■ Exercise requirements:
From the listing below, pull each line that includes "niet".

Records excerpted from a collection:

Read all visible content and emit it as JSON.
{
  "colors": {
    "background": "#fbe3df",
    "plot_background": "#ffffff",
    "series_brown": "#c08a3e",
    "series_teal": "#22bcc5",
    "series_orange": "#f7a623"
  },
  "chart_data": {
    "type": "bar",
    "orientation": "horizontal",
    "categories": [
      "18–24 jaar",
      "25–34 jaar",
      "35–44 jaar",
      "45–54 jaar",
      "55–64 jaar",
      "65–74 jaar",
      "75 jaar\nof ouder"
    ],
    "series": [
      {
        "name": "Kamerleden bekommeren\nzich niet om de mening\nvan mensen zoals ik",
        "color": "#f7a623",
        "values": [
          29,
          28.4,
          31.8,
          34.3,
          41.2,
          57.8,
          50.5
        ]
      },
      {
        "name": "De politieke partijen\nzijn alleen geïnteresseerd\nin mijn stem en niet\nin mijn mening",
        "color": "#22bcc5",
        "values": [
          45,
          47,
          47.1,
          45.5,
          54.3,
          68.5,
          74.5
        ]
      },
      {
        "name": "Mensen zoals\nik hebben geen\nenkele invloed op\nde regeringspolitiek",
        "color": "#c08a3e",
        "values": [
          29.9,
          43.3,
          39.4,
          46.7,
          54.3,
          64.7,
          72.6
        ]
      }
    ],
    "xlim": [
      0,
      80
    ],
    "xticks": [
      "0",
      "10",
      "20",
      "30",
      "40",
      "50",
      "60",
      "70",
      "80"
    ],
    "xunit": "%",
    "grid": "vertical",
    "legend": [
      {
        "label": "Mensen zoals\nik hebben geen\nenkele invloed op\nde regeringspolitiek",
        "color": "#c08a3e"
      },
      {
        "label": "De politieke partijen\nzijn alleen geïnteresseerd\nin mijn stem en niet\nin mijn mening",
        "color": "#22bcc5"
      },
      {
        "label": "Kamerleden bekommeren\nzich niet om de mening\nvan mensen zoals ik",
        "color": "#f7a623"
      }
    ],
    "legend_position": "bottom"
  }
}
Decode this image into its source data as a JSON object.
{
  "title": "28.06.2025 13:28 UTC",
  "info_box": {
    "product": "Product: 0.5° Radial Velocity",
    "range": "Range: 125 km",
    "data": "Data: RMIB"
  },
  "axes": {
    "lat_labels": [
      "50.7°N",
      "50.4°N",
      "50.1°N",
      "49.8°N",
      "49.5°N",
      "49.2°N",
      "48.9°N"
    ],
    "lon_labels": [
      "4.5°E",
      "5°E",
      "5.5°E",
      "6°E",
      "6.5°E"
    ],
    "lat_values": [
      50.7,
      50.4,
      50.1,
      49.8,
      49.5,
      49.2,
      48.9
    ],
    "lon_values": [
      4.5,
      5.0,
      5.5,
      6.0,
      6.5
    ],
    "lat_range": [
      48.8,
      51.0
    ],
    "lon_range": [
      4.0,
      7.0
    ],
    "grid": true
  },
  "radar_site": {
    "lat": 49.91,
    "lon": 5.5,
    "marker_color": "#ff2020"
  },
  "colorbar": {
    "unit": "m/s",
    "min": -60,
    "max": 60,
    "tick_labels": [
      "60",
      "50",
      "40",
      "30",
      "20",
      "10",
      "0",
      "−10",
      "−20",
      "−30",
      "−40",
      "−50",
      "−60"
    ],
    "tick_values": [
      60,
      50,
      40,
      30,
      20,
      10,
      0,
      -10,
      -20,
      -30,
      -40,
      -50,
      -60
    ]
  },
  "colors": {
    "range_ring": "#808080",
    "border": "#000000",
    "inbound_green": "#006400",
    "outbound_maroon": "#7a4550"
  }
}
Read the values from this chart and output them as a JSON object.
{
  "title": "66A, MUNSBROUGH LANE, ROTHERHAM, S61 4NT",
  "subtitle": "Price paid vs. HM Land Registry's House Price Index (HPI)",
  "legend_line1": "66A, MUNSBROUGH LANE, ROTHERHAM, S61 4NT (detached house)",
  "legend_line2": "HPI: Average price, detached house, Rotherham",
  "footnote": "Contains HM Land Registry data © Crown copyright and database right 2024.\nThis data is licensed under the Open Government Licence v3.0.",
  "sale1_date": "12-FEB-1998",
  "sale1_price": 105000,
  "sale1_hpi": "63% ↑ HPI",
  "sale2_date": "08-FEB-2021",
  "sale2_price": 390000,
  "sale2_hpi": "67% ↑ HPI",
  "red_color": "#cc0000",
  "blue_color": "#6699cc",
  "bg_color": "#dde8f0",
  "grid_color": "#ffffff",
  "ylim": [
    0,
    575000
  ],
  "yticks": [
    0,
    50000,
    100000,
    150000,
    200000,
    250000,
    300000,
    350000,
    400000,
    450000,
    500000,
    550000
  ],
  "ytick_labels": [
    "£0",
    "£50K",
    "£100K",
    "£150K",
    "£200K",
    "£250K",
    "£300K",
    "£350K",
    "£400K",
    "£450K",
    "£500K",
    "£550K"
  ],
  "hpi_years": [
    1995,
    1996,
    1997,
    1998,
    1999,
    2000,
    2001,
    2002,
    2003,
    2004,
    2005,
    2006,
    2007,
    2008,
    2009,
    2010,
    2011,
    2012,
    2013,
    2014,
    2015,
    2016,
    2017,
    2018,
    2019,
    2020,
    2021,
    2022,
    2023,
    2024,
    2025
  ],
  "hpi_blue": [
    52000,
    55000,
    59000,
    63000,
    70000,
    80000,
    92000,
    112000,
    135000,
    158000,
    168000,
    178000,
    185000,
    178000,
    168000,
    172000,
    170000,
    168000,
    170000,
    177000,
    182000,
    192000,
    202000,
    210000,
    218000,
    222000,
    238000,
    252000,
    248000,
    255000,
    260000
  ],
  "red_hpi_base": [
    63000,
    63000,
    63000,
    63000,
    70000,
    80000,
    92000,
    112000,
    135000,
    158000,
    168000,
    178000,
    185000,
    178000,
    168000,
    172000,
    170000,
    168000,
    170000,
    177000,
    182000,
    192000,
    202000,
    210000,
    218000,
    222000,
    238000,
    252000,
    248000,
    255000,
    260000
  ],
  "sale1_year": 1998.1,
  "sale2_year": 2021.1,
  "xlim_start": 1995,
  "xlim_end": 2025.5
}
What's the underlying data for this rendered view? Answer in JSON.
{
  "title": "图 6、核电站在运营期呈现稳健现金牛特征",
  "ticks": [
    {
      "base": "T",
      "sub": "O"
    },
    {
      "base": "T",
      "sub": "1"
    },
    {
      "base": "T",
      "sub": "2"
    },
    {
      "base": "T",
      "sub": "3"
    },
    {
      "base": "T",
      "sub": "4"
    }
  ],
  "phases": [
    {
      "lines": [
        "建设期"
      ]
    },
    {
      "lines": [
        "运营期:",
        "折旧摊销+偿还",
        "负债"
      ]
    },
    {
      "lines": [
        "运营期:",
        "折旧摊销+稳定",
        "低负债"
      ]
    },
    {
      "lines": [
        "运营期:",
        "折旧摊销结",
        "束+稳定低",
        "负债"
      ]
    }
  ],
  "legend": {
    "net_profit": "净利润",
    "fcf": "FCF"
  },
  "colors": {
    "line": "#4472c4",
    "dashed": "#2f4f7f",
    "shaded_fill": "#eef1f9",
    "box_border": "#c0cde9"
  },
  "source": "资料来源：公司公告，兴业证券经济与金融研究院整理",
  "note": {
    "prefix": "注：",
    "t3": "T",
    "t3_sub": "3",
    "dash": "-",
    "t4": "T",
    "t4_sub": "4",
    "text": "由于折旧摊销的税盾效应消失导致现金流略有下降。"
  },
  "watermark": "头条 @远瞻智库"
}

■ Final answer:
        "name": "Kamerleden bekommeren\nzich niet om de mening\nvan mensen zoals ik",
        "name": "De politieke partijen\nzijn alleen geïnteresseerd\nin mijn stem en niet\nin mijn mening",
        "label": "De politieke partijen\nzijn alleen geïnteresseerd\nin mijn stem en niet\nin mijn mening",
        "label": "Kamerleden bekommeren\nzich niet om de mening\nvan mensen zoals ik",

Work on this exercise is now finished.